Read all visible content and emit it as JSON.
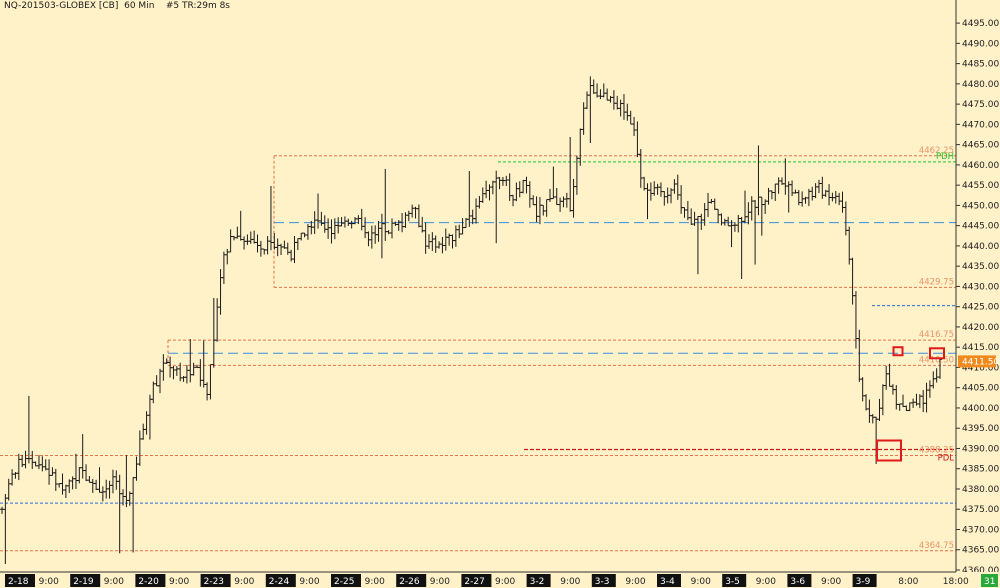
{
  "header": {
    "symbol": "NQ-201503-GLOBEX [CB]",
    "interval": "60 Min",
    "info": "#5 TR:29m 8s"
  },
  "colors": {
    "background": "#fff1c8",
    "bars": "#1a1a1a",
    "axis_text": "#222222",
    "level_orange": "#e8734a",
    "level_label": "#e8956a",
    "level_green": "#19c82a",
    "level_blue_dash": "#3a8fe0",
    "level_blue_dot": "#2a6fd6",
    "level_red": "#c81818",
    "last_price_box": "#f08a1c",
    "marker_red": "#e01a1a",
    "time_tag_bg": "#111111",
    "time_tag_text": "#ffffff",
    "time_label": "#222222",
    "corner_box_bg": "#2aa83a"
  },
  "chart_data": {
    "type": "ohlc",
    "ylim": [
      4360,
      4497
    ],
    "y_ticks": [
      4360,
      4365,
      4370,
      4375,
      4380,
      4385,
      4390,
      4395,
      4400,
      4405,
      4410,
      4415,
      4420,
      4425,
      4430,
      4435,
      4440,
      4445,
      4450,
      4455,
      4460,
      4465,
      4470,
      4475,
      4480,
      4485,
      4490,
      4495
    ],
    "y_tick_labels": [
      "4360.00",
      "4365.00",
      "4370.00",
      "4375.00",
      "4380.00",
      "4385.00",
      "4390.00",
      "4395.00",
      "4400.00",
      "4405.00",
      "4410.00",
      "4415.00",
      "4420.00",
      "4425.00",
      "4430.00",
      "4435.00",
      "4440.00",
      "4445.00",
      "4450.00",
      "4455.00",
      "4460.00",
      "4465.00",
      "4470.00",
      "4475.00",
      "4480.00",
      "4485.00",
      "4490.00",
      "4495.00"
    ],
    "x_axis": [
      {
        "text": "2-18",
        "tag": true
      },
      {
        "text": "9:00",
        "tag": false
      },
      {
        "text": "2-19",
        "tag": true
      },
      {
        "text": "9:00",
        "tag": false
      },
      {
        "text": "2-20",
        "tag": true
      },
      {
        "text": "9:00",
        "tag": false
      },
      {
        "text": "2-23",
        "tag": true
      },
      {
        "text": "9:00",
        "tag": false
      },
      {
        "text": "2-24",
        "tag": true
      },
      {
        "text": "9:00",
        "tag": false
      },
      {
        "text": "2-25",
        "tag": true
      },
      {
        "text": "9:00",
        "tag": false
      },
      {
        "text": "2-26",
        "tag": true
      },
      {
        "text": "9:00",
        "tag": false
      },
      {
        "text": "2-27",
        "tag": true
      },
      {
        "text": "9:00",
        "tag": false
      },
      {
        "text": "3-2",
        "tag": true
      },
      {
        "text": "9:00",
        "tag": false
      },
      {
        "text": "3-3",
        "tag": true
      },
      {
        "text": "9:00",
        "tag": false
      },
      {
        "text": "3-4",
        "tag": true
      },
      {
        "text": "9:00",
        "tag": false
      },
      {
        "text": "3-5",
        "tag": true
      },
      {
        "text": "9:00",
        "tag": false
      },
      {
        "text": "3-6",
        "tag": true
      },
      {
        "text": "9:00",
        "tag": false
      },
      {
        "text": "3-9",
        "tag": true
      },
      {
        "text": "8:00",
        "tag": false
      },
      {
        "text": "18:00",
        "tag": false
      }
    ],
    "corner_label": "31",
    "price_levels": [
      {
        "value": 4462.25,
        "label": "4462.25",
        "style": "orange-dash"
      },
      {
        "value": 4460.75,
        "label": "PDH",
        "style": "green-dash"
      },
      {
        "value": 4445.75,
        "label": "",
        "style": "blue-longdash"
      },
      {
        "value": 4429.75,
        "label": "4429.75",
        "style": "orange-dash"
      },
      {
        "value": 4425.25,
        "label": "",
        "style": "blue-dot"
      },
      {
        "value": 4416.75,
        "label": "4416.75",
        "style": "orange-dash"
      },
      {
        "value": 4413.5,
        "label": "",
        "style": "blue-longdash"
      },
      {
        "value": 4410.5,
        "label": "4410.50",
        "style": "orange-dash"
      },
      {
        "value": 4389.75,
        "label": "",
        "style": "red-dash"
      },
      {
        "value": 4388.25,
        "label": "4388.25",
        "style": "orange-dash"
      },
      {
        "value": 4388.0,
        "label": "PDL",
        "style": "red-text"
      },
      {
        "value": 4376.5,
        "label": "",
        "style": "blue-dot"
      },
      {
        "value": 4364.75,
        "label": "4364.75",
        "style": "orange-dash"
      }
    ],
    "last_price": {
      "value": 4411.5,
      "label": "4411.50"
    },
    "range_box": {
      "from": 4462.25,
      "to": 4429.75
    },
    "markers": [
      {
        "value": 4389.5
      },
      {
        "value": 4414.0
      },
      {
        "value": 4413.5
      }
    ],
    "price_path": [
      [
        0,
        4375
      ],
      [
        0.7,
        4385
      ],
      [
        1.5,
        4388
      ],
      [
        2.5,
        4385
      ],
      [
        3.5,
        4379
      ],
      [
        4.5,
        4385
      ],
      [
        5.5,
        4378
      ],
      [
        6.3,
        4382
      ],
      [
        7,
        4376
      ],
      [
        7.5,
        4385
      ],
      [
        8.3,
        4402
      ],
      [
        9.2,
        4412
      ],
      [
        10.2,
        4408
      ],
      [
        11,
        4409
      ],
      [
        11.6,
        4404
      ],
      [
        12,
        4418
      ],
      [
        12.4,
        4436
      ],
      [
        13,
        4443
      ],
      [
        14.5,
        4440
      ],
      [
        15.5,
        4441
      ],
      [
        16.3,
        4438
      ],
      [
        17.5,
        4446
      ],
      [
        18.3,
        4445
      ],
      [
        19,
        4444
      ],
      [
        20.2,
        4448
      ],
      [
        20.6,
        4442
      ],
      [
        21.4,
        4444
      ],
      [
        22.5,
        4445
      ],
      [
        23.2,
        4451
      ],
      [
        24,
        4440
      ],
      [
        25.5,
        4442
      ],
      [
        26.5,
        4447
      ],
      [
        27.3,
        4455
      ],
      [
        28.3,
        4457
      ],
      [
        28.8,
        4452
      ],
      [
        29.5,
        4455
      ],
      [
        30.2,
        4448
      ],
      [
        31,
        4451
      ],
      [
        32.1,
        4450
      ],
      [
        32.8,
        4472
      ],
      [
        33.2,
        4480
      ],
      [
        34.2,
        4476
      ],
      [
        35.1,
        4474
      ],
      [
        35.7,
        4470
      ],
      [
        36.2,
        4455
      ],
      [
        37,
        4453
      ],
      [
        38,
        4454
      ],
      [
        39,
        4445
      ],
      [
        40,
        4450
      ],
      [
        40.7,
        4446
      ],
      [
        41.5,
        4446
      ],
      [
        42.4,
        4450
      ],
      [
        43.1,
        4452
      ],
      [
        44,
        4456
      ],
      [
        45,
        4452
      ],
      [
        46.2,
        4454
      ],
      [
        47.4,
        4452
      ],
      [
        47.9,
        4437
      ],
      [
        48.5,
        4405
      ],
      [
        49.3,
        4395
      ],
      [
        49.9,
        4408
      ],
      [
        50.5,
        4402
      ],
      [
        51.5,
        4400
      ],
      [
        52.4,
        4404
      ],
      [
        53,
        4411.5
      ]
    ]
  }
}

WHAT NEEDS TO BE DONE: Restate the data above word for word. Do not include the images.

RESULT BELOW:
Read all visible content and emit it as JSON.
{
  "header": {
    "symbol": "NQ-201503-GLOBEX [CB]",
    "interval": "60 Min",
    "info": "#5 TR:29m 8s"
  },
  "colors": {
    "background": "#fff1c8",
    "bars": "#1a1a1a",
    "axis_text": "#222222",
    "level_orange": "#e8734a",
    "level_label": "#e8956a",
    "level_green": "#19c82a",
    "level_blue_dash": "#3a8fe0",
    "level_blue_dot": "#2a6fd6",
    "level_red": "#c81818",
    "last_price_box": "#f08a1c",
    "marker_red": "#e01a1a",
    "time_tag_bg": "#111111",
    "time_tag_text": "#ffffff",
    "time_label": "#222222",
    "corner_box_bg": "#2aa83a"
  },
  "chart_data": {
    "type": "ohlc",
    "ylim": [
      4360,
      4497
    ],
    "y_ticks": [
      4360,
      4365,
      4370,
      4375,
      4380,
      4385,
      4390,
      4395,
      4400,
      4405,
      4410,
      4415,
      4420,
      4425,
      4430,
      4435,
      4440,
      4445,
      4450,
      4455,
      4460,
      4465,
      4470,
      4475,
      4480,
      4485,
      4490,
      4495
    ],
    "y_tick_labels": [
      "4360.00",
      "4365.00",
      "4370.00",
      "4375.00",
      "4380.00",
      "4385.00",
      "4390.00",
      "4395.00",
      "4400.00",
      "4405.00",
      "4410.00",
      "4415.00",
      "4420.00",
      "4425.00",
      "4430.00",
      "4435.00",
      "4440.00",
      "4445.00",
      "4450.00",
      "4455.00",
      "4460.00",
      "4465.00",
      "4470.00",
      "4475.00",
      "4480.00",
      "4485.00",
      "4490.00",
      "4495.00"
    ],
    "x_axis": [
      {
        "text": "2-18",
        "tag": true
      },
      {
        "text": "9:00",
        "tag": false
      },
      {
        "text": "2-19",
        "tag": true
      },
      {
        "text": "9:00",
        "tag": false
      },
      {
        "text": "2-20",
        "tag": true
      },
      {
        "text": "9:00",
        "tag": false
      },
      {
        "text": "2-23",
        "tag": true
      },
      {
        "text": "9:00",
        "tag": false
      },
      {
        "text": "2-24",
        "tag": true
      },
      {
        "text": "9:00",
        "tag": false
      },
      {
        "text": "2-25",
        "tag": true
      },
      {
        "text": "9:00",
        "tag": false
      },
      {
        "text": "2-26",
        "tag": true
      },
      {
        "text": "9:00",
        "tag": false
      },
      {
        "text": "2-27",
        "tag": true
      },
      {
        "text": "9:00",
        "tag": false
      },
      {
        "text": "3-2",
        "tag": true
      },
      {
        "text": "9:00",
        "tag": false
      },
      {
        "text": "3-3",
        "tag": true
      },
      {
        "text": "9:00",
        "tag": false
      },
      {
        "text": "3-4",
        "tag": true
      },
      {
        "text": "9:00",
        "tag": false
      },
      {
        "text": "3-5",
        "tag": true
      },
      {
        "text": "9:00",
        "tag": false
      },
      {
        "text": "3-6",
        "tag": true
      },
      {
        "text": "9:00",
        "tag": false
      },
      {
        "text": "3-9",
        "tag": true
      },
      {
        "text": "8:00",
        "tag": false
      },
      {
        "text": "18:00",
        "tag": false
      }
    ],
    "corner_label": "31",
    "price_levels": [
      {
        "value": 4462.25,
        "label": "4462.25",
        "style": "orange-dash"
      },
      {
        "value": 4460.75,
        "label": "PDH",
        "style": "green-dash"
      },
      {
        "value": 4445.75,
        "label": "",
        "style": "blue-longdash"
      },
      {
        "value": 4429.75,
        "label": "4429.75",
        "style": "orange-dash"
      },
      {
        "value": 4425.25,
        "label": "",
        "style": "blue-dot"
      },
      {
        "value": 4416.75,
        "label": "4416.75",
        "style": "orange-dash"
      },
      {
        "value": 4413.5,
        "label": "",
        "style": "blue-longdash"
      },
      {
        "value": 4410.5,
        "label": "4410.50",
        "style": "orange-dash"
      },
      {
        "value": 4389.75,
        "label": "",
        "style": "red-dash"
      },
      {
        "value": 4388.25,
        "label": "4388.25",
        "style": "orange-dash"
      },
      {
        "value": 4388.0,
        "label": "PDL",
        "style": "red-text"
      },
      {
        "value": 4376.5,
        "label": "",
        "style": "blue-dot"
      },
      {
        "value": 4364.75,
        "label": "4364.75",
        "style": "orange-dash"
      }
    ],
    "last_price": {
      "value": 4411.5,
      "label": "4411.50"
    },
    "range_box": {
      "from": 4462.25,
      "to": 4429.75
    },
    "markers": [
      {
        "value": 4389.5
      },
      {
        "value": 4414.0
      },
      {
        "value": 4413.5
      }
    ],
    "price_path": [
      [
        0,
        4375
      ],
      [
        0.7,
        4385
      ],
      [
        1.5,
        4388
      ],
      [
        2.5,
        4385
      ],
      [
        3.5,
        4379
      ],
      [
        4.5,
        4385
      ],
      [
        5.5,
        4378
      ],
      [
        6.3,
        4382
      ],
      [
        7,
        4376
      ],
      [
        7.5,
        4385
      ],
      [
        8.3,
        4402
      ],
      [
        9.2,
        4412
      ],
      [
        10.2,
        4408
      ],
      [
        11,
        4409
      ],
      [
        11.6,
        4404
      ],
      [
        12,
        4418
      ],
      [
        12.4,
        4436
      ],
      [
        13,
        4443
      ],
      [
        14.5,
        4440
      ],
      [
        15.5,
        4441
      ],
      [
        16.3,
        4438
      ],
      [
        17.5,
        4446
      ],
      [
        18.3,
        4445
      ],
      [
        19,
        4444
      ],
      [
        20.2,
        4448
      ],
      [
        20.6,
        4442
      ],
      [
        21.4,
        4444
      ],
      [
        22.5,
        4445
      ],
      [
        23.2,
        4451
      ],
      [
        24,
        4440
      ],
      [
        25.5,
        4442
      ],
      [
        26.5,
        4447
      ],
      [
        27.3,
        4455
      ],
      [
        28.3,
        4457
      ],
      [
        28.8,
        4452
      ],
      [
        29.5,
        4455
      ],
      [
        30.2,
        4448
      ],
      [
        31,
        4451
      ],
      [
        32.1,
        4450
      ],
      [
        32.8,
        4472
      ],
      [
        33.2,
        4480
      ],
      [
        34.2,
        4476
      ],
      [
        35.1,
        4474
      ],
      [
        35.7,
        4470
      ],
      [
        36.2,
        4455
      ],
      [
        37,
        4453
      ],
      [
        38,
        4454
      ],
      [
        39,
        4445
      ],
      [
        40,
        4450
      ],
      [
        40.7,
        4446
      ],
      [
        41.5,
        4446
      ],
      [
        42.4,
        4450
      ],
      [
        43.1,
        4452
      ],
      [
        44,
        4456
      ],
      [
        45,
        4452
      ],
      [
        46.2,
        4454
      ],
      [
        47.4,
        4452
      ],
      [
        47.9,
        4437
      ],
      [
        48.5,
        4405
      ],
      [
        49.3,
        4395
      ],
      [
        49.9,
        4408
      ],
      [
        50.5,
        4402
      ],
      [
        51.5,
        4400
      ],
      [
        52.4,
        4404
      ],
      [
        53,
        4411.5
      ]
    ]
  }
}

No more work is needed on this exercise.